PROBLEM — Quote every entry word for word.

RECORDS TO PROCESS —
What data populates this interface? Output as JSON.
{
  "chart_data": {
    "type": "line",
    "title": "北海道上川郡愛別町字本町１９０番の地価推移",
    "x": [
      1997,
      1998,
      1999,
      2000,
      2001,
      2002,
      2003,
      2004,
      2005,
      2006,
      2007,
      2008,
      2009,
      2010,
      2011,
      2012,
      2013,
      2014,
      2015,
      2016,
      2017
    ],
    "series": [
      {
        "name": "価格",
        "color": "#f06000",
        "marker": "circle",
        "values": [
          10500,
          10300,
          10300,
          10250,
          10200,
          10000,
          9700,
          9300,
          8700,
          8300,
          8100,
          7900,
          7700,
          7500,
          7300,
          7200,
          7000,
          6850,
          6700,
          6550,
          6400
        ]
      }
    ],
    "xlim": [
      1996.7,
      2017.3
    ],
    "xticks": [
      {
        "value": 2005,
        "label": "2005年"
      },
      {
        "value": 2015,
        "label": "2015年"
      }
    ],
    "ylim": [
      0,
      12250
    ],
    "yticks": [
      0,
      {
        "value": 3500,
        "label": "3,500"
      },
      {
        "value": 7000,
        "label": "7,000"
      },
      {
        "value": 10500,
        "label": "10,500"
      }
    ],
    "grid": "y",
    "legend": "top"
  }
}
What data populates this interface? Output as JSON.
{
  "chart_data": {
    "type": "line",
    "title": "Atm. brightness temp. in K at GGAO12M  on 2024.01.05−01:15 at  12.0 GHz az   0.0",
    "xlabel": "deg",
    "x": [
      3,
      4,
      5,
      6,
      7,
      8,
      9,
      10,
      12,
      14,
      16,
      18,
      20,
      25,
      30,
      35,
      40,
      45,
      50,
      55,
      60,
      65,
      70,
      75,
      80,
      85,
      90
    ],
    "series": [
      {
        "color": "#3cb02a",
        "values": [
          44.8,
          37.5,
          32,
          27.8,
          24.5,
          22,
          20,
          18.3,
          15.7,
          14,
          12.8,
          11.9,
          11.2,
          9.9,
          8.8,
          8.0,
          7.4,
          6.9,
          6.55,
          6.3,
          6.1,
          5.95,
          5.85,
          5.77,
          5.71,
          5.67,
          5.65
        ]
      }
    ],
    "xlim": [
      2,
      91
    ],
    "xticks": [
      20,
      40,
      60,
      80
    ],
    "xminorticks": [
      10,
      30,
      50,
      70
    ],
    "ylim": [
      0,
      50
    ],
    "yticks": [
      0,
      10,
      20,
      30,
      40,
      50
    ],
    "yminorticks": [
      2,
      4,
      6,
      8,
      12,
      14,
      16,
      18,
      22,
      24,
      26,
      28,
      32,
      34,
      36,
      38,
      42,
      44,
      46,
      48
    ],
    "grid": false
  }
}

WRITTEN SOLUTION —
What data populates this interface? Output as JSON.
{
  "chart_data": {
    "type": "line",
    "title": "北海道上川郡愛別町字本町１９０番の地価推移",
    "x": [
      1997,
      1998,
      1999,
      2000,
      2001,
      2002,
      2003,
      2004,
      2005,
      2006,
      2007,
      2008,
      2009,
      2010,
      2011,
      2012,
      2013,
      2014,
      2015,
      2016,
      2017
    ],
    "series": [
      {
        "name": "価格",
        "color": "#f06000",
        "marker": "circle",
        "values": [
          10500,
          10300,
          10300,
          10250,
          10200,
          10000,
          9700,
          9300,
          8700,
          8300,
          8100,
          7900,
          7700,
          7500,
          7300,
          7200,
          7000,
          6850,
          6700,
          6550,
          6400
        ]
      }
    ],
    "xlim": [
      1996.7,
      2017.3
    ],
    "xticks": [
      {
        "value": 2005,
        "label": "2005年"
      },
      {
        "value": 2015,
        "label": "2015年"
      }
    ],
    "ylim": [
      0,
      12250
    ],
    "yticks": [
      0,
      {
        "value": 3500,
        "label": "3,500"
      },
      {
        "value": 7000,
        "label": "7,000"
      },
      {
        "value": 10500,
        "label": "10,500"
      }
    ],
    "grid": "y",
    "legend": "top"
  }
}
What data populates this interface? Output as JSON.
{
  "chart_data": {
    "type": "line",
    "title": "Atm. brightness temp. in K at GGAO12M  on 2024.01.05−01:15 at  12.0 GHz az   0.0",
    "xlabel": "deg",
    "x": [
      3,
      4,
      5,
      6,
      7,
      8,
      9,
      10,
      12,
      14,
      16,
      18,
      20,
      25,
      30,
      35,
      40,
      45,
      50,
      55,
      60,
      65,
      70,
      75,
      80,
      85,
      90
    ],
    "series": [
      {
        "color": "#3cb02a",
        "values": [
          44.8,
          37.5,
          32,
          27.8,
          24.5,
          22,
          20,
          18.3,
          15.7,
          14,
          12.8,
          11.9,
          11.2,
          9.9,
          8.8,
          8.0,
          7.4,
          6.9,
          6.55,
          6.3,
          6.1,
          5.95,
          5.85,
          5.77,
          5.71,
          5.67,
          5.65
        ]
      }
    ],
    "xlim": [
      2,
      91
    ],
    "xticks": [
      20,
      40,
      60,
      80
    ],
    "xminorticks": [
      10,
      30,
      50,
      70
    ],
    "ylim": [
      0,
      50
    ],
    "yticks": [
      0,
      10,
      20,
      30,
      40,
      50
    ],
    "yminorticks": [
      2,
      4,
      6,
      8,
      12,
      14,
      16,
      18,
      22,
      24,
      26,
      28,
      32,
      34,
      36,
      38,
      42,
      44,
      46,
      48
    ],
    "grid": false
  }
}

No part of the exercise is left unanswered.